# WHAT IS ASKED
Take each line that has the word "title" and return it.
════════════════════
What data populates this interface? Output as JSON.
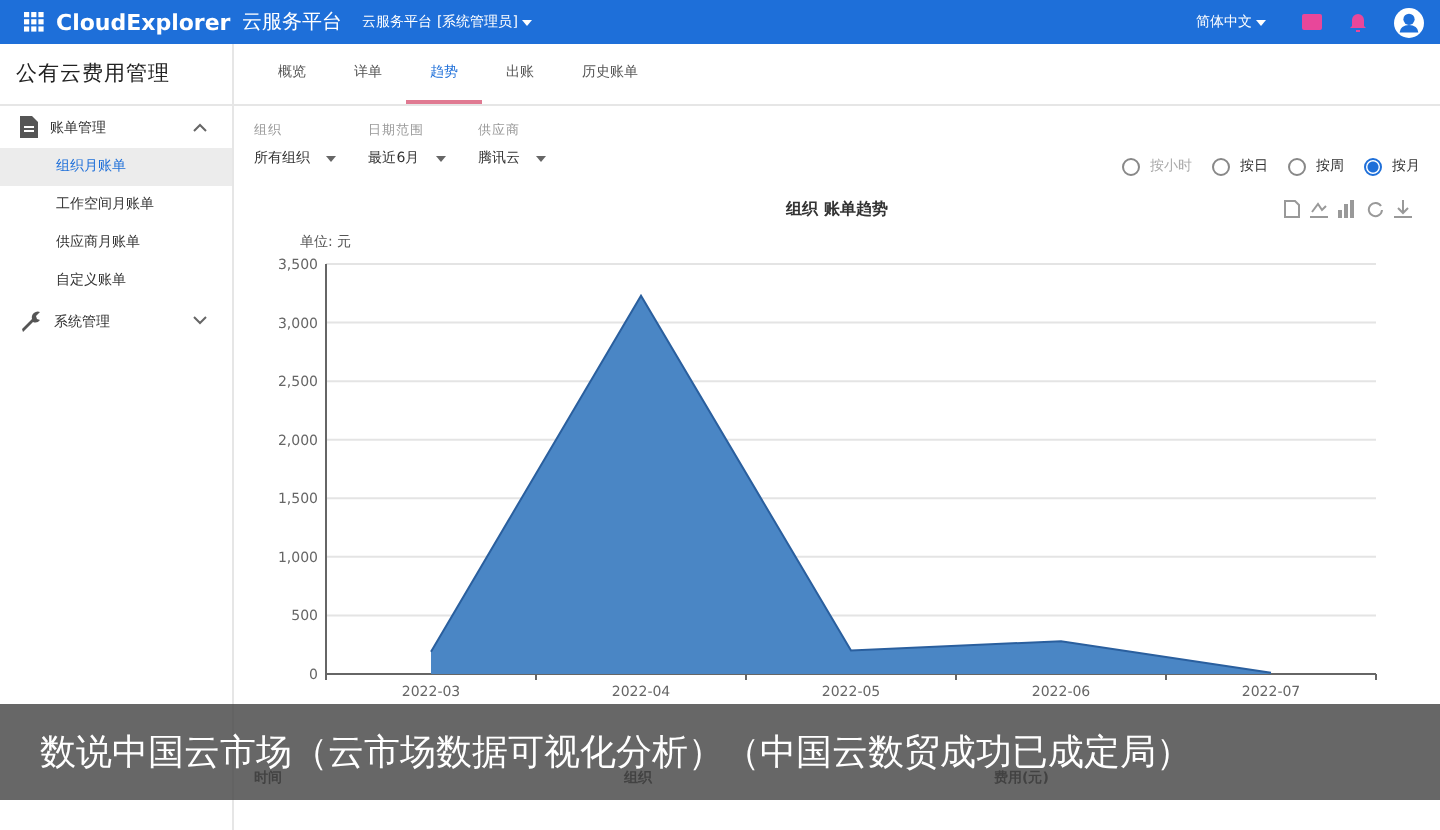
{
  "header": {
    "brand": "CloudExplorer",
    "platform": "云服务平台",
    "workspace": "云服务平台 [系统管理员]",
    "language": "简体中文"
  },
  "sidebar": {
    "title": "公有云费用管理",
    "items": [
      {
        "label": "账单管理",
        "kind": "doc",
        "expanded": true,
        "children": [
          {
            "label": "组织月账单",
            "selected": true
          },
          {
            "label": "工作空间月账单",
            "selected": false
          },
          {
            "label": "供应商月账单",
            "selected": false
          },
          {
            "label": "自定义账单",
            "selected": false
          }
        ]
      },
      {
        "label": "系统管理",
        "kind": "wrench",
        "expanded": false
      }
    ]
  },
  "tabs": [
    {
      "label": "概览",
      "selected": false
    },
    {
      "label": "详单",
      "selected": false
    },
    {
      "label": "趋势",
      "selected": true
    },
    {
      "label": "出账",
      "selected": false
    },
    {
      "label": "历史账单",
      "selected": false
    }
  ],
  "filters": [
    {
      "label": "组织",
      "value": "所有组织"
    },
    {
      "label": "日期范围",
      "value": "最近6月"
    },
    {
      "label": "供应商",
      "value": "腾讯云"
    }
  ],
  "granularity": [
    {
      "label": "按小时",
      "selected": false,
      "disabled": true
    },
    {
      "label": "按日",
      "selected": false,
      "disabled": false
    },
    {
      "label": "按周",
      "selected": false,
      "disabled": false
    },
    {
      "label": "按月",
      "selected": true,
      "disabled": false
    }
  ],
  "chart": {
    "unit": "单位: 元",
    "chart_data": {
      "type": "area",
      "title": "组织 账单趋势",
      "grid": true,
      "categories": [
        "2022-03",
        "2022-04",
        "2022-05",
        "2022-06",
        "2022-07"
      ],
      "series": [
        {
          "color": "#4a86c5",
          "values": [
            190,
            3230,
            200,
            280,
            10
          ]
        }
      ],
      "ylim": [
        0,
        3500
      ],
      "yticks": [
        {
          "value": 0,
          "label": "0"
        },
        {
          "value": 500,
          "label": "500"
        },
        {
          "value": 1000,
          "label": "1,000"
        },
        {
          "value": 1500,
          "label": "1,500"
        },
        {
          "value": 2000,
          "label": "2,000"
        },
        {
          "value": 2500,
          "label": "2,500"
        },
        {
          "value": 3000,
          "label": "3,000"
        },
        {
          "value": 3500,
          "label": "3,500"
        }
      ]
    }
  },
  "table": {
    "columns": [
      "时间",
      "组织",
      "费用(元)"
    ]
  },
  "caption": "数说中国云市场（云市场数据可视化分析）（中国云数贸成功已成定局）"
}
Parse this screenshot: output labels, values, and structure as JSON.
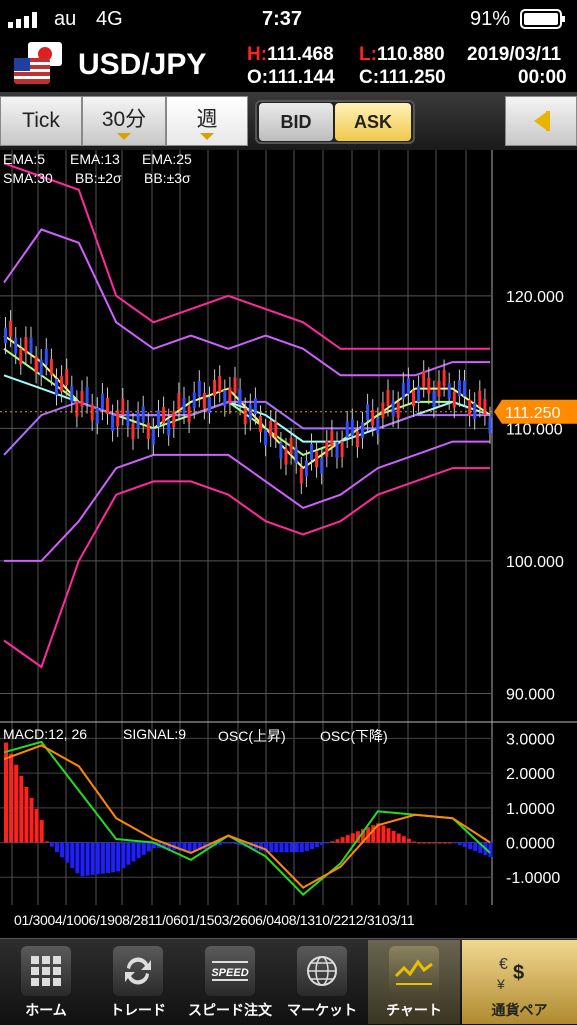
{
  "status_bar": {
    "carrier": "au",
    "network": "4G",
    "time": "7:37",
    "battery": "91%"
  },
  "header": {
    "pair": "USD/JPY",
    "high_label": "H:",
    "high": "111.468",
    "low_label": "L:",
    "low": "110.880",
    "open_label": "O:",
    "open": "111.144",
    "close_label": "C:",
    "close": "111.250",
    "date": "2019/03/11",
    "time": "00:00"
  },
  "toolbar": {
    "tabs": [
      "Tick",
      "30分",
      "週"
    ],
    "selected_tab": "週",
    "bid_label": "BID",
    "ask_label": "ASK",
    "selected_side": "ASK"
  },
  "indicators": {
    "ema5": "EMA:5",
    "ema13": "EMA:13",
    "ema25": "EMA:25",
    "sma30": "SMA:30",
    "bb2": "BB:±2σ",
    "bb3": "BB:±3σ",
    "colors": {
      "ema5": "#ffff66",
      "ema13": "#b0ff80",
      "ema25": "#a0ffff",
      "sma30": "#b070ff",
      "bb2": "#d060ff",
      "bb3": "#ff2aa0"
    }
  },
  "macd_legend": {
    "macd": "MACD:12, 26",
    "signal": "SIGNAL:9",
    "osc_up": "OSC(上昇)",
    "osc_down": "OSC(下降)",
    "colors": {
      "macd": "#22dd22",
      "signal": "#ff8800",
      "osc_up": "#ff2020",
      "osc_down": "#2020ff"
    }
  },
  "chart_data": [
    {
      "type": "line",
      "title": "",
      "yticks": [
        "120.000",
        "110.000",
        "100.000",
        "90.000"
      ],
      "ylim": [
        88,
        131
      ],
      "current_price": "111.250",
      "x": [
        "01/30",
        "04/10",
        "06/19",
        "08/28",
        "11/06",
        "01/15",
        "03/26",
        "06/04",
        "08/13",
        "10/22",
        "12/31",
        "03/11"
      ],
      "series": [
        {
          "name": "EMA:5",
          "values": [
            117,
            115,
            112,
            111,
            110,
            112,
            113,
            110,
            107,
            109,
            111,
            113,
            113,
            111
          ]
        },
        {
          "name": "EMA:13",
          "values": [
            116,
            114,
            112,
            111,
            110,
            111,
            112,
            110,
            108,
            109,
            111,
            112,
            112,
            111
          ]
        },
        {
          "name": "EMA:25",
          "values": [
            114,
            113,
            112,
            111,
            111,
            111,
            112,
            111,
            109,
            109,
            110,
            111,
            112,
            111
          ]
        },
        {
          "name": "SMA:30",
          "values": [
            108,
            111,
            112,
            111,
            111,
            111,
            112,
            112,
            110,
            110,
            110,
            111,
            111,
            111
          ]
        },
        {
          "name": "BB:+2σ",
          "values": [
            121,
            125,
            124,
            118,
            116,
            117,
            116,
            117,
            116,
            114,
            114,
            114,
            115,
            115
          ]
        },
        {
          "name": "BB:-2σ",
          "values": [
            100,
            100,
            103,
            107,
            108,
            108,
            108,
            106,
            104,
            105,
            107,
            108,
            109,
            109
          ]
        },
        {
          "name": "BB:+3σ",
          "values": [
            130,
            129,
            128,
            120,
            118,
            119,
            120,
            119,
            118,
            116,
            116,
            116,
            116,
            116
          ]
        },
        {
          "name": "BB:-3σ",
          "values": [
            94,
            92,
            100,
            105,
            106,
            106,
            105,
            103,
            102,
            103,
            105,
            106,
            107,
            107
          ]
        }
      ]
    },
    {
      "type": "line",
      "title": "",
      "yticks": [
        "3.0000",
        "2.0000",
        "1.0000",
        "0.0000",
        "-1.0000"
      ],
      "ylim": [
        -1.8,
        3.3
      ],
      "series": [
        {
          "name": "MACD:12, 26",
          "values": [
            2.6,
            2.9,
            1.5,
            0.1,
            0.0,
            -0.5,
            0.2,
            -0.4,
            -1.5,
            -0.6,
            0.9,
            0.8,
            0.7,
            -0.3
          ]
        },
        {
          "name": "SIGNAL:9",
          "values": [
            2.4,
            2.8,
            2.2,
            0.7,
            0.1,
            -0.3,
            0.2,
            -0.2,
            -1.3,
            -0.7,
            0.5,
            0.8,
            0.7,
            0.0
          ]
        }
      ]
    }
  ],
  "xaxis_labels": "01/3004/1006/1908/2811/0601/1503/2606/0408/1310/2212/3103/11",
  "tabbar": [
    {
      "label": "ホーム",
      "icon": "home-grid-icon"
    },
    {
      "label": "トレード",
      "icon": "trade-arrows-icon"
    },
    {
      "label": "スピード注文",
      "icon": "speed-icon"
    },
    {
      "label": "マーケット",
      "icon": "globe-icon"
    },
    {
      "label": "チャート",
      "icon": "chart-icon"
    },
    {
      "label": "通貨ペア",
      "icon": "currency-icon"
    }
  ],
  "tabbar_selected": "チャート"
}
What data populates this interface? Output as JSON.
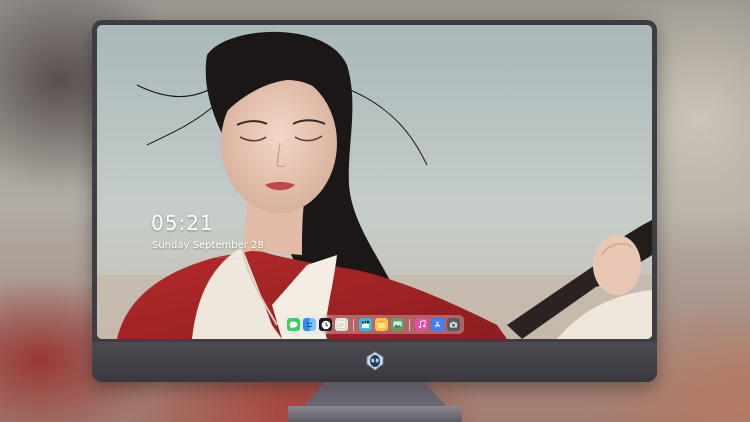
{
  "lock_screen": {
    "time": "05:21",
    "date": "Sunday September  28",
    "quote": "······ ···· ·········· ·· ······ ·· ···· ······· ·········· ·· ········ ···"
  },
  "dock": {
    "apps": [
      {
        "name": "messages",
        "icon": "message-bubble-icon",
        "color": "#3ccf5a"
      },
      {
        "name": "finder",
        "icon": "finder-icon",
        "color": "#2d8cf0"
      },
      {
        "name": "clock",
        "icon": "clock-icon",
        "color": "#1c1c1e"
      },
      {
        "name": "notes",
        "icon": "notes-icon",
        "color": "#e9e4d6"
      },
      {
        "name": "claquette",
        "icon": "clapperboard-icon",
        "color": "#39b7d6"
      },
      {
        "name": "stickies",
        "icon": "stickies-icon",
        "color": "#f6c244"
      },
      {
        "name": "photos",
        "icon": "photos-icon",
        "color": "#6a9f5b"
      },
      {
        "name": "music",
        "icon": "music-note-icon",
        "color": "#e94aa6"
      },
      {
        "name": "app-store",
        "icon": "app-store-icon",
        "color": "#3b82f6"
      },
      {
        "name": "screenshot",
        "icon": "camera-icon",
        "color": "#5b5b63"
      }
    ]
  },
  "monitor": {
    "frame_color": "#3f3d44",
    "logo_icon": "alien-head-logo-icon"
  }
}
════════════════════
# ANSWER
    "title": "公有云费用管理",
      "title": "组织 账单趋势",
      "title": "",
      "title": "",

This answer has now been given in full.